» The task
Extract all lines that hold the string "superficies".

» Supplied records
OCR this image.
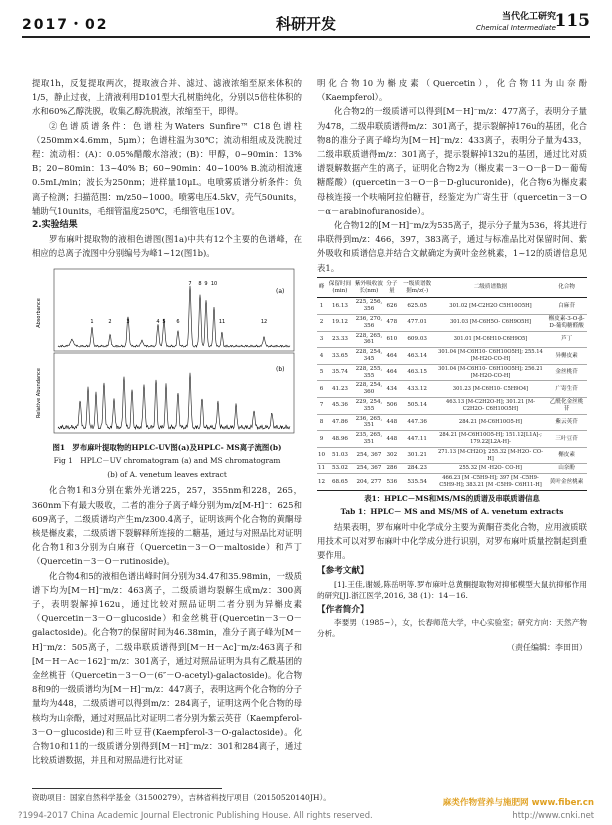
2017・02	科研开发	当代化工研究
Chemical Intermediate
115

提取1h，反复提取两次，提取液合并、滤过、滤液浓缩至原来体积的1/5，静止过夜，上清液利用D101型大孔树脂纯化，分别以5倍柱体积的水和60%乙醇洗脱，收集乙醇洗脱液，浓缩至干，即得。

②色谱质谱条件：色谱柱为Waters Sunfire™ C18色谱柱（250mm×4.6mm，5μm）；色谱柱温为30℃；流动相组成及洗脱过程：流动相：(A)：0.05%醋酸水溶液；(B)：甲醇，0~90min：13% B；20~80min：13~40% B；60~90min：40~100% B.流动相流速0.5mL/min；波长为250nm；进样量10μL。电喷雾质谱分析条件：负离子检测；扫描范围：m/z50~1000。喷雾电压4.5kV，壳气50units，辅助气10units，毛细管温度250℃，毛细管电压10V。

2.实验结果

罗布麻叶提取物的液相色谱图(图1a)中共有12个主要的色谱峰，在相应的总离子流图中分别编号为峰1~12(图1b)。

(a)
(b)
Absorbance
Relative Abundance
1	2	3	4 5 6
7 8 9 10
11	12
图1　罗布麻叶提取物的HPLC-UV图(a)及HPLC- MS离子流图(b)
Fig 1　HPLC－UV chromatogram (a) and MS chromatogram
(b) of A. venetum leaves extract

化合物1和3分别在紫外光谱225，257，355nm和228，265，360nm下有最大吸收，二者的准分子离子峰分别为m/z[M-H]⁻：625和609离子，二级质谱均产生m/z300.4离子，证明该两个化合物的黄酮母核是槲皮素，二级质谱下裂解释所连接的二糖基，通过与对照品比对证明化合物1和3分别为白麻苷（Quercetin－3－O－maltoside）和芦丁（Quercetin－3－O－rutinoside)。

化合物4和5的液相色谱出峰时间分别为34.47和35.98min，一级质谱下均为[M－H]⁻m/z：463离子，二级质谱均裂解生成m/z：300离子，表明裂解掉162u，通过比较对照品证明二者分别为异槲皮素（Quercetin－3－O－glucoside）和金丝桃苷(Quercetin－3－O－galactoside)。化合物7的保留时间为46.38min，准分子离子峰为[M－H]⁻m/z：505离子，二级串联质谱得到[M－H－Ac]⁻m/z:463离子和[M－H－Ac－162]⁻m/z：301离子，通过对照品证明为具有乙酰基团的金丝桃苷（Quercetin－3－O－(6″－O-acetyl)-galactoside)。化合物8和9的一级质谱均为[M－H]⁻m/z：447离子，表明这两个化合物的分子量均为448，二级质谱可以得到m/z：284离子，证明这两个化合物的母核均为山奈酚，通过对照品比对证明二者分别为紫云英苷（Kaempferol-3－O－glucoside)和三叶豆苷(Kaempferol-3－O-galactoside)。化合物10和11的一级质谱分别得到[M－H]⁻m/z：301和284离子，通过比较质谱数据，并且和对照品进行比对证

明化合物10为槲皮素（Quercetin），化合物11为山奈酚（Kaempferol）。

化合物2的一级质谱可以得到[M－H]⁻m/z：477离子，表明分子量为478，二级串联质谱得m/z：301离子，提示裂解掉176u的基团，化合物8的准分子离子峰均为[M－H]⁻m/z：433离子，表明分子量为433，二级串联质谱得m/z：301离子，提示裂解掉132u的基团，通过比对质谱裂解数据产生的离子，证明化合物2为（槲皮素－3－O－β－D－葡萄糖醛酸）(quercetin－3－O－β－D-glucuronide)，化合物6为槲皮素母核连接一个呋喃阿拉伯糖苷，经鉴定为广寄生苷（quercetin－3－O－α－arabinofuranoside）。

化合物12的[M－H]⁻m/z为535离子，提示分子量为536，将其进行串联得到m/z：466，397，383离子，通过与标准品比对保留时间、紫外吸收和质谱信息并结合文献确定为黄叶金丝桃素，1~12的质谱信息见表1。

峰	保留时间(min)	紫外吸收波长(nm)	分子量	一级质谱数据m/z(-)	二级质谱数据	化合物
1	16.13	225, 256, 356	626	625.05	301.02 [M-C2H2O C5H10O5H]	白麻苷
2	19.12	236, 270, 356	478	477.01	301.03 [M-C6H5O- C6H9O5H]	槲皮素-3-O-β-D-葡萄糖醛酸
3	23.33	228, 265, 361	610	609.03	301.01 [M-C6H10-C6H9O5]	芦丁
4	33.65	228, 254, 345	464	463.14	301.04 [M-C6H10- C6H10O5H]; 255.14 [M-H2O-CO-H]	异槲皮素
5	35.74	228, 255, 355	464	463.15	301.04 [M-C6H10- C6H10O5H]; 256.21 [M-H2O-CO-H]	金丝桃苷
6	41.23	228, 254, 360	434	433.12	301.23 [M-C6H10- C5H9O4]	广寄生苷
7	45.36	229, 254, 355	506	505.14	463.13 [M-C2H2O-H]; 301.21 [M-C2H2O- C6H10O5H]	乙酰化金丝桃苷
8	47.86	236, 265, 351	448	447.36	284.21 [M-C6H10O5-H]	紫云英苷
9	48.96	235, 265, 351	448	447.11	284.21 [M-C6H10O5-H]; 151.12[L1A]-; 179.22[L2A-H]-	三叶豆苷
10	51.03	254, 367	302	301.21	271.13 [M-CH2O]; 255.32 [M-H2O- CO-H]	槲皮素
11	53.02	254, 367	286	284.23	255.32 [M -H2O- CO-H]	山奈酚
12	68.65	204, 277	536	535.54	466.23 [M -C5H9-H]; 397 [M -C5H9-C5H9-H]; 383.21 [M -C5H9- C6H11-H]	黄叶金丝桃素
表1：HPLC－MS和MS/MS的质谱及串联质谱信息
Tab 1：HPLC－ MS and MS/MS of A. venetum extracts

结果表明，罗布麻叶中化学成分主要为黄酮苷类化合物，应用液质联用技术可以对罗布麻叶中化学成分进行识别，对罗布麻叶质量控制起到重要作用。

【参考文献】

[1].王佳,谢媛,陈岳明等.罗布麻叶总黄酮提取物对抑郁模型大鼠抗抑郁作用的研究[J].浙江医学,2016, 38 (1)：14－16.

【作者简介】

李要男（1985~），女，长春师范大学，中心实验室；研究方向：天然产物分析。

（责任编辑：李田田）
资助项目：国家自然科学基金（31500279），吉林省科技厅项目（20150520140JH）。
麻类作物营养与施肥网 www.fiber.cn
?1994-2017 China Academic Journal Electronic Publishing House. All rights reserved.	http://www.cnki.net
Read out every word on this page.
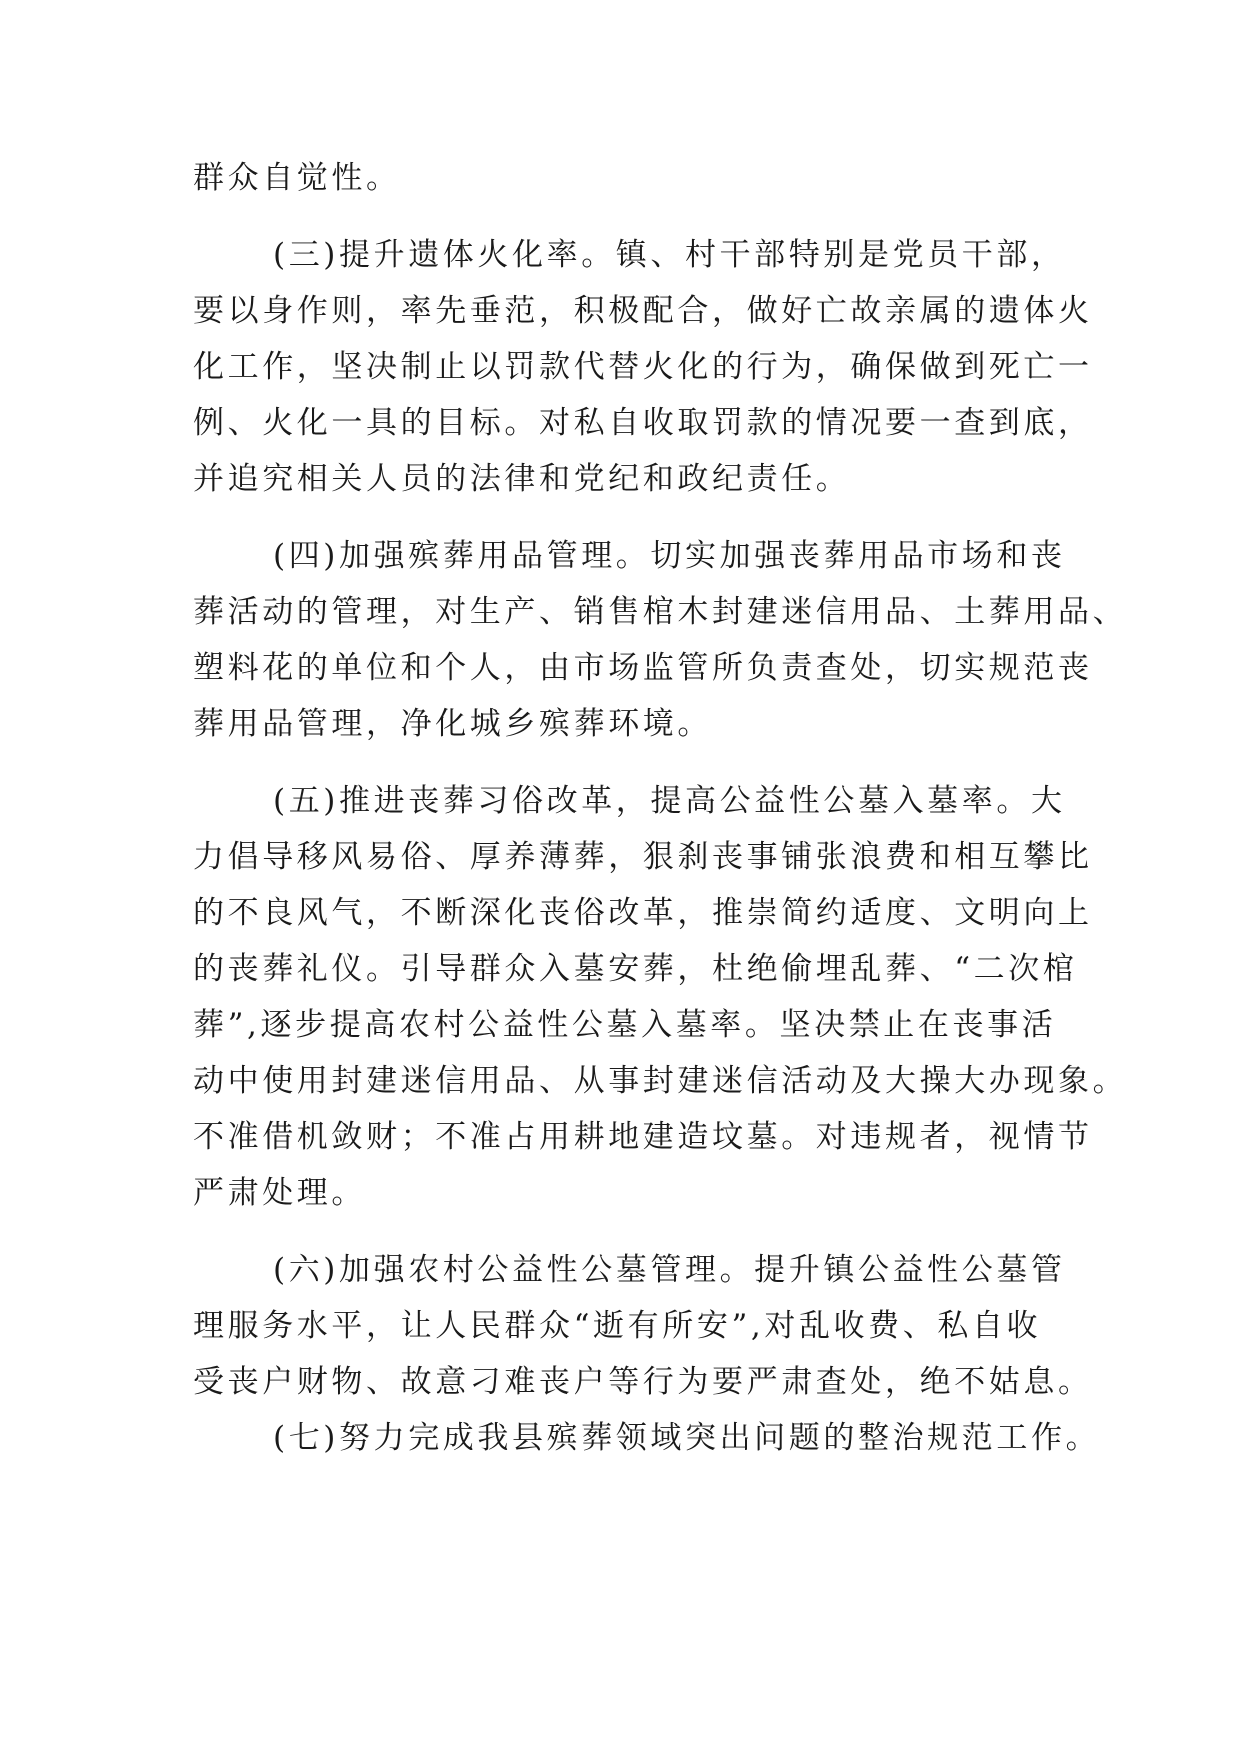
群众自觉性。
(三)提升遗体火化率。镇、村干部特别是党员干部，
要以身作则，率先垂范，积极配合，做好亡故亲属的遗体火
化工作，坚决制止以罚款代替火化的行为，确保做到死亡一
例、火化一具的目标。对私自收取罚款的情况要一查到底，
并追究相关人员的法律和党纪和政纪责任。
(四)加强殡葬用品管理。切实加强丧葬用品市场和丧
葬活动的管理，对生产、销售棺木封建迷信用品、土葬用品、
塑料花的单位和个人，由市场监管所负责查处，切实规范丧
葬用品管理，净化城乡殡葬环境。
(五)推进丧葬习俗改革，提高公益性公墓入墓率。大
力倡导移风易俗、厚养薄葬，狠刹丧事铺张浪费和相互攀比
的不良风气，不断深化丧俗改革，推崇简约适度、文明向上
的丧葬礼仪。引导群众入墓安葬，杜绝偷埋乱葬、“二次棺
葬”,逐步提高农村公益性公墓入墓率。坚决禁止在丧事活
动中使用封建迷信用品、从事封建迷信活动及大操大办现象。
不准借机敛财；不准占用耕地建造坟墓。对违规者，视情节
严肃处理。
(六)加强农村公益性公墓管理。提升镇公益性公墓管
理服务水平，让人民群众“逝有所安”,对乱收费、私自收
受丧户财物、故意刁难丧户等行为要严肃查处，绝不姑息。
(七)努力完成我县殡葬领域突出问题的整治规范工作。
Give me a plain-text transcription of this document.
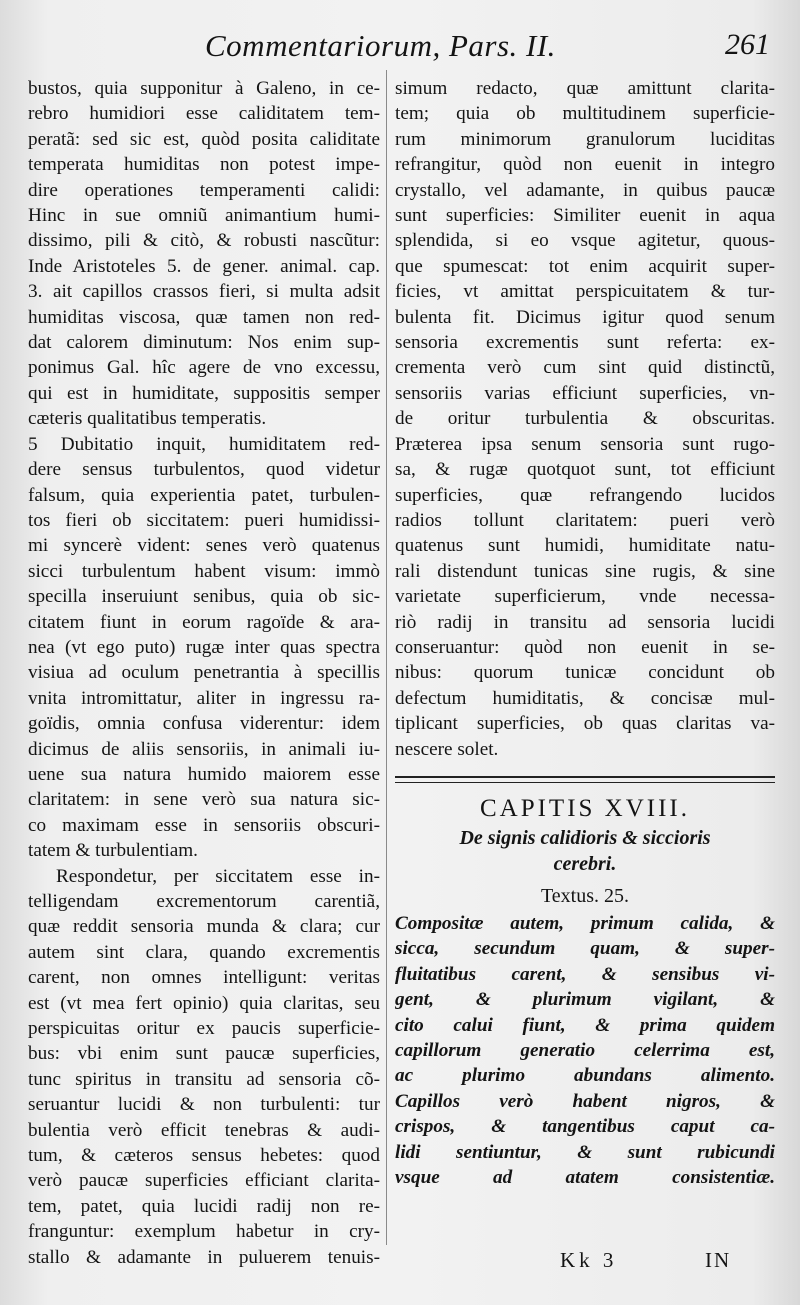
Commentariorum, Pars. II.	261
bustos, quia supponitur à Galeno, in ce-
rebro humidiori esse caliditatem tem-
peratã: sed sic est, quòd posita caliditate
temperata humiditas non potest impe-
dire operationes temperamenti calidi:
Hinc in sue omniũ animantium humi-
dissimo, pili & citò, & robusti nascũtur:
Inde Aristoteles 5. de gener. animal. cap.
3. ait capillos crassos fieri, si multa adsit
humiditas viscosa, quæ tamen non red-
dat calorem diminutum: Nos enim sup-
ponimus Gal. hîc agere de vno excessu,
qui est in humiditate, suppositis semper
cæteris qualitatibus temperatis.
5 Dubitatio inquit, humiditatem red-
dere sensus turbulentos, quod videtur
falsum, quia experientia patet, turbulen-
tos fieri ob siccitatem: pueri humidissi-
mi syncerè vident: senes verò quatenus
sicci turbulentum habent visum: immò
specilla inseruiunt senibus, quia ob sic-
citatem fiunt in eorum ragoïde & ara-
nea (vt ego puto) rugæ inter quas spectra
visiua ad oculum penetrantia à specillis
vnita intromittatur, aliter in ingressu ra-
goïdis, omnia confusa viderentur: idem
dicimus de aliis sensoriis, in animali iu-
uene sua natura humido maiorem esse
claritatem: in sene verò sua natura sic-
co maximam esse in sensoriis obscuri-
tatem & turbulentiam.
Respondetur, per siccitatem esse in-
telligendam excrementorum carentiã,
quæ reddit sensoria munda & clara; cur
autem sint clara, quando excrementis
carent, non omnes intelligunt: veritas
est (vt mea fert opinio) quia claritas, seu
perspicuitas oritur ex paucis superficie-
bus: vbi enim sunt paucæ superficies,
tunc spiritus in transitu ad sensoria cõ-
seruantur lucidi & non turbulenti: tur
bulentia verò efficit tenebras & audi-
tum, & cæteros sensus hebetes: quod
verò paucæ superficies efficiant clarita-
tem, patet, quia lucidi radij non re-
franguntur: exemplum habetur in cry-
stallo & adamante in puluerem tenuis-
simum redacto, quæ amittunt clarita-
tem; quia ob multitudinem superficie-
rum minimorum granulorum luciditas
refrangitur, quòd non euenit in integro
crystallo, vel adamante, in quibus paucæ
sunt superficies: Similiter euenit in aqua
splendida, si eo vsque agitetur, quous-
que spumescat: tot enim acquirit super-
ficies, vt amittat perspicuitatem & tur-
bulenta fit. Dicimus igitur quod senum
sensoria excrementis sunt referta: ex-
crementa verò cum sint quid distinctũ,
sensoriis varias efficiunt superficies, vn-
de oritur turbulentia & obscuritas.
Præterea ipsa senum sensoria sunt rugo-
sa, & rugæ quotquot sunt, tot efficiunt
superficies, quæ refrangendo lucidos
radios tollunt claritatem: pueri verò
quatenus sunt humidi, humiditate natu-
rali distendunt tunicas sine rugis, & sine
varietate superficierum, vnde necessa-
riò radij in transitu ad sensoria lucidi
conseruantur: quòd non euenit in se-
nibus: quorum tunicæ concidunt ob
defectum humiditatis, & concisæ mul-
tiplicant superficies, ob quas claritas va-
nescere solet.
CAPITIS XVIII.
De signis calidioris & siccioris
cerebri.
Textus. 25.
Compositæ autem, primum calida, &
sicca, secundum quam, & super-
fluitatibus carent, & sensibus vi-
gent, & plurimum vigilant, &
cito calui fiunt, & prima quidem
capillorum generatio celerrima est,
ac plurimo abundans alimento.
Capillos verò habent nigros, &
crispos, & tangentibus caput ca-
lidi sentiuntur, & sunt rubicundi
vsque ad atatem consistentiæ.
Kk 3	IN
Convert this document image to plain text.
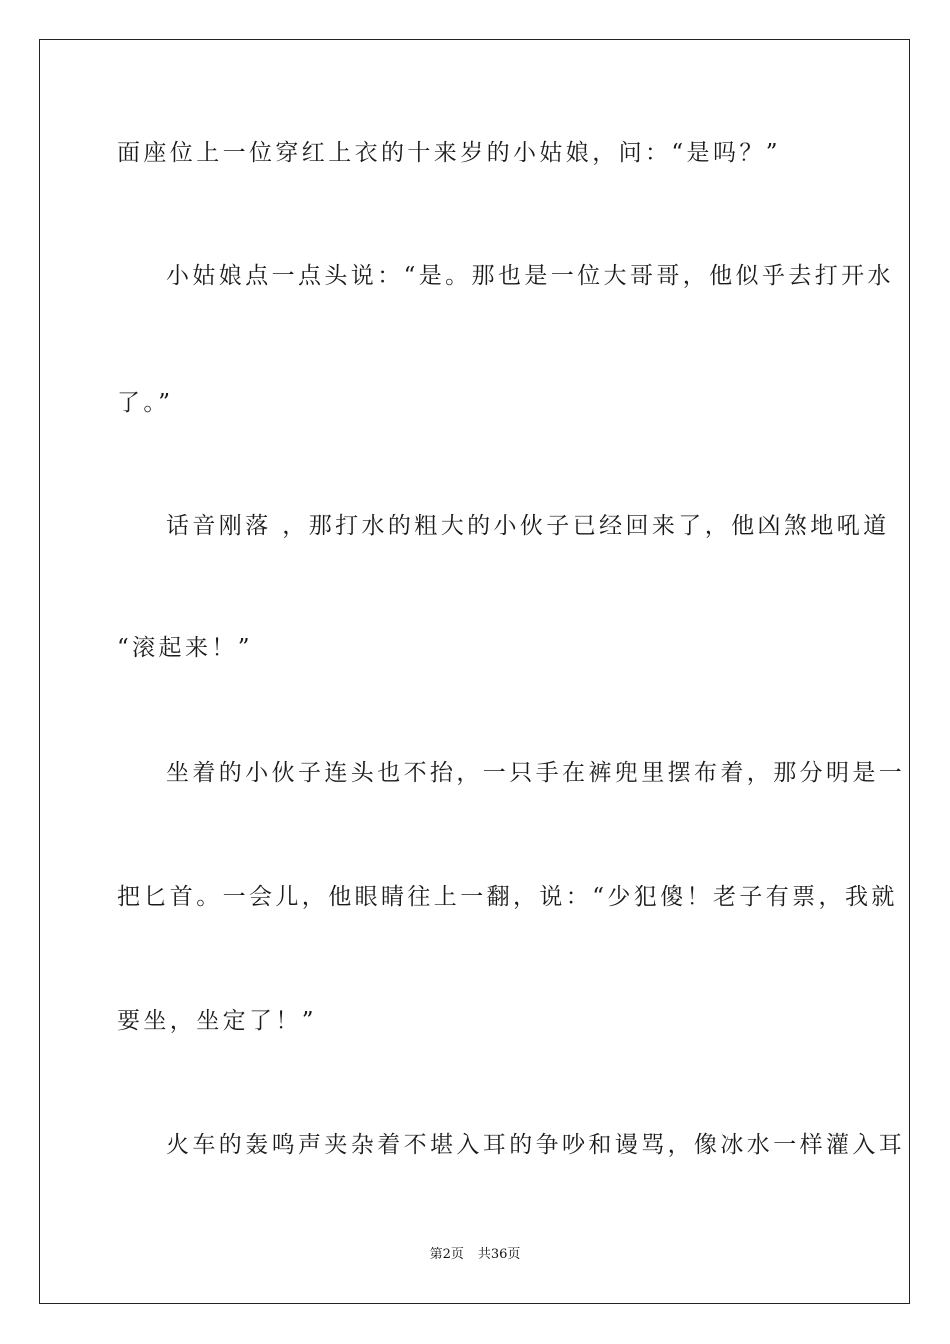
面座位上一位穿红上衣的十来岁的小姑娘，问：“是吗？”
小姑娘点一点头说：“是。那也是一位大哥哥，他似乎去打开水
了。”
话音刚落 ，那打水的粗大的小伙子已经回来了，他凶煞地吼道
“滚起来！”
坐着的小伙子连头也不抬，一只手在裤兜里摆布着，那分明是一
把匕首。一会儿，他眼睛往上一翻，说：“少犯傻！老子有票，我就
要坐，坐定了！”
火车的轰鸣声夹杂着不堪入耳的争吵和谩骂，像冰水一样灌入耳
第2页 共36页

» Result for this task
bus: vbi enim sunt paucæ superficies,
verò paucæ superficies efficiant clarita-
sunt superficies: Similiter euenit in aqua
sensoriis varias efficiunt superficies, vn-
superficies, quæ refrangendo lucidos
tiplicant superficies, ob quas claritas va-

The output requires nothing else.